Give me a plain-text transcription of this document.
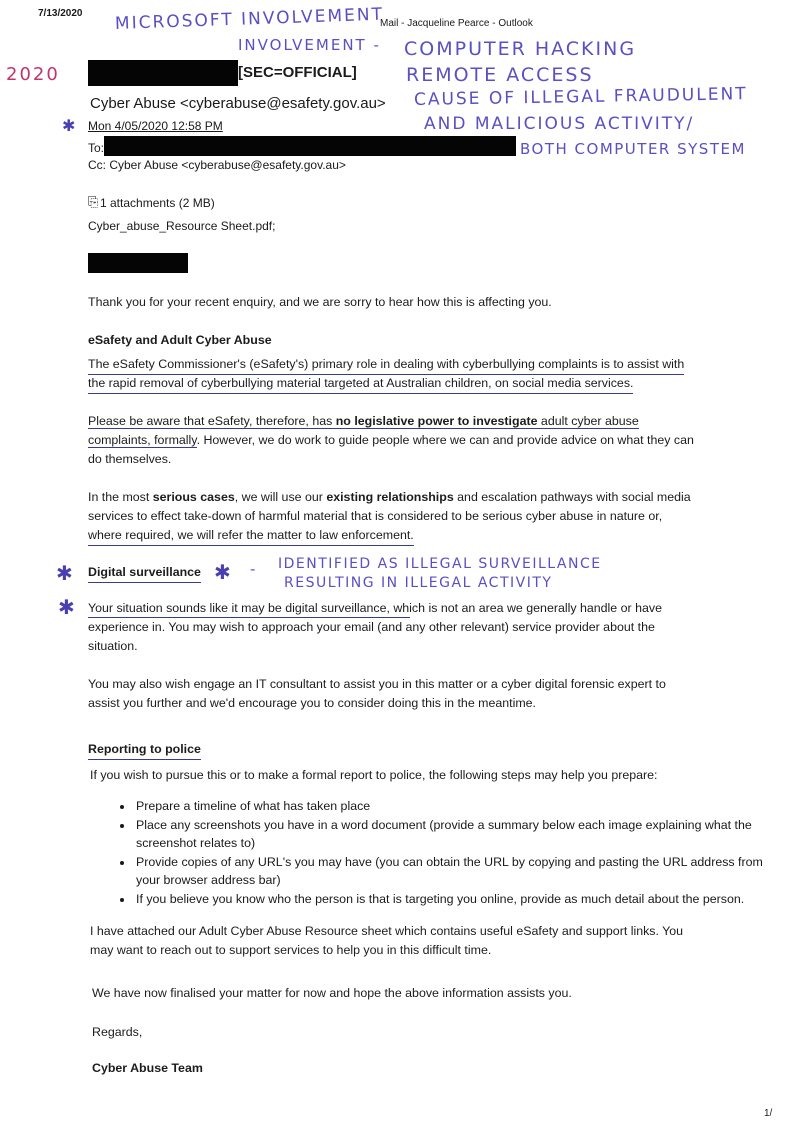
7/13/2020
Mail - Jacqueline Pearce - Outlook
MICROSOFT INVOLVEMENT
INVOLVEMENT -
2020
COMPUTER HACKING
REMOTE ACCESS
CAUSE OF ILLEGAL FRAUDULENT
AND MALICIOUS ACTIVITY/
BOTH COMPUTER SYSTEM
[SEC=OFFICIAL]
Cyber Abuse <cyberabuse@esafety.gov.au>
✱ Mon 4/05/2020 12:58 PM
To:
Cc: Cyber Abuse <cyberabuse@esafety.gov.au>
⎘ 1 attachments (2 MB)
Cyber_abuse_Resource Sheet.pdf;
Thank you for your recent enquiry, and we are sorry to hear how this is affecting you.
eSafety and Adult Cyber Abuse
The eSafety Commissioner's (eSafety's) primary role in dealing with cyberbullying complaints is to assist with
the rapid removal of cyberbullying material targeted at Australian children, on social media services.
Please be aware that eSafety, therefore, has no legislative power to investigate adult cyber abuse
complaints, formally. However, we do work to guide people where we can and provide advice on what they can
do themselves.
In the most serious cases, we will use our existing relationships and escalation pathways with social media
services to effect take-down of harmful material that is considered to be serious cyber abuse in nature or,
where required, we will refer the matter to law enforcement.
✱ Digital surveillance ✱ - IDENTIFIED AS ILLEGAL SURVEILLANCE
RESULTING IN ILLEGAL ACTIVITY
✱ Your situation sounds like it may be digital surveillance, which is not an area we generally handle or have
experience in. You may wish to approach your email (and any other relevant) service provider about the
situation.
You may also wish engage an IT consultant to assist you in this matter or a cyber digital forensic expert to
assist you further and we'd encourage you to consider doing this in the meantime.
Reporting to police
If you wish to pursue this or to make a formal report to police, the following steps may help you prepare:
• Prepare a timeline of what has taken place
• Place any screenshots you have in a word document (provide a summary below each image explaining what the screenshot relates to)
• Provide copies of any URL's you may have (you can obtain the URL by copying and pasting the URL address from your browser address bar)
• If you believe you know who the person is that is targeting you online, provide as much detail about the person.
I have attached our Adult Cyber Abuse Resource sheet which contains useful eSafety and support links. You
may want to reach out to support services to help you in this difficult time.
We have now finalised your matter for now and hope the above information assists you.
Regards,
Cyber Abuse Team
1/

+ + +

* **INSTRUCTIONS TO FOLLOW**: Go through the records and show every line with the string "INVOLVEMENT" in it.

* **RESPONSE**:
MICROSOFT INVOLVEMENT
INVOLVEMENT -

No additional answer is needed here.